Exercise details ::
Find the lines holding "document" and copy them.

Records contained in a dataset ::
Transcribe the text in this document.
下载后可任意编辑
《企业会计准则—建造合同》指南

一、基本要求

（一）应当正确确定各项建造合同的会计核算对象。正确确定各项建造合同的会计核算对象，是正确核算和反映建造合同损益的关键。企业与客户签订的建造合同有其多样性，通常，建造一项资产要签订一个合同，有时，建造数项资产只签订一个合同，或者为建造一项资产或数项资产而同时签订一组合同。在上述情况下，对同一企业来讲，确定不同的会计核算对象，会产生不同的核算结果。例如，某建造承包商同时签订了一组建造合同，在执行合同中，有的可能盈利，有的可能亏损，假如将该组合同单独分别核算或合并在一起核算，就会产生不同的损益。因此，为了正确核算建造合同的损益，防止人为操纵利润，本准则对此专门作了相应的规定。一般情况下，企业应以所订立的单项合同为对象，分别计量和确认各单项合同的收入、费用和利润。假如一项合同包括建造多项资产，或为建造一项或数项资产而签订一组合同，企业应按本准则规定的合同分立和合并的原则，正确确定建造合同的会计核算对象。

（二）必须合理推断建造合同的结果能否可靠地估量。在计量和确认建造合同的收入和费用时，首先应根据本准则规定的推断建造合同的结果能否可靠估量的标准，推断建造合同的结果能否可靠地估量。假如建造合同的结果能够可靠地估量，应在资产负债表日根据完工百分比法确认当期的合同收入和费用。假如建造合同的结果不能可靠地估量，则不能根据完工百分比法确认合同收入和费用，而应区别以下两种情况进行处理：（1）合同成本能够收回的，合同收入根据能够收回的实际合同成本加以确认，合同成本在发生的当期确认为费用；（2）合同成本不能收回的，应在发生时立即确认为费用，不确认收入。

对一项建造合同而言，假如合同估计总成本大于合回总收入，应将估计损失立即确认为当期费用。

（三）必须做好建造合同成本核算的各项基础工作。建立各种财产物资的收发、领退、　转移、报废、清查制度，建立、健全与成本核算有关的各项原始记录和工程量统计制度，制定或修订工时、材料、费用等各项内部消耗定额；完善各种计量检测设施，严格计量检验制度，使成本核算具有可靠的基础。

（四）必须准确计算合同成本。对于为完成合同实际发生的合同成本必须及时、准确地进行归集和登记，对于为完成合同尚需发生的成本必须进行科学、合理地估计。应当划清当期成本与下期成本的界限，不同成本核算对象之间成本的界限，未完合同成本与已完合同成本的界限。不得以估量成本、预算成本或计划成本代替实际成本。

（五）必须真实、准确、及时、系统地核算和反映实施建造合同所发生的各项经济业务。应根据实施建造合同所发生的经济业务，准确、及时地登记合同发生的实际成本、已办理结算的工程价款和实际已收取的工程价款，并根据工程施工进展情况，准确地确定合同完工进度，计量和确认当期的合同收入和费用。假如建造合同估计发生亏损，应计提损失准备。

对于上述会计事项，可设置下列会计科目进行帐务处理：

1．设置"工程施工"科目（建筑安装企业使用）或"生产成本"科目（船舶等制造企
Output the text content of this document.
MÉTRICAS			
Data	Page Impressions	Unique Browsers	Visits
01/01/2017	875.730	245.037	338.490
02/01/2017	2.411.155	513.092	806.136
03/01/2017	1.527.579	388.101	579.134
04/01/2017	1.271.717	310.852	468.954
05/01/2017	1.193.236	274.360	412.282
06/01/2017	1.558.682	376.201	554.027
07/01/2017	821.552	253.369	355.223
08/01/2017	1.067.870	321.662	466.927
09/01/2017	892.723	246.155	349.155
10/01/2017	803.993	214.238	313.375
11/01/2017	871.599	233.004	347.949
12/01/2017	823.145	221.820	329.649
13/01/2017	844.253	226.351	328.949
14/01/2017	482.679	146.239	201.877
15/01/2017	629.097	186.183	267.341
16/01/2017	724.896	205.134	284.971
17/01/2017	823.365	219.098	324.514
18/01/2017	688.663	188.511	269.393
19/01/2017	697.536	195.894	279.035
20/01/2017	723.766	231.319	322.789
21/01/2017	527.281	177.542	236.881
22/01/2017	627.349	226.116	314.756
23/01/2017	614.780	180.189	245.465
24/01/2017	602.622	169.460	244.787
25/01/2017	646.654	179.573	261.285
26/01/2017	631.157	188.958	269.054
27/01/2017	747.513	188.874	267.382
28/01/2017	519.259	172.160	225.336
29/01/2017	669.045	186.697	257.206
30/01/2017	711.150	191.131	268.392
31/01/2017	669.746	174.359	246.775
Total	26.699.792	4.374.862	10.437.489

Written response ::
Transcribe the text in this document.
Output the text content of this document.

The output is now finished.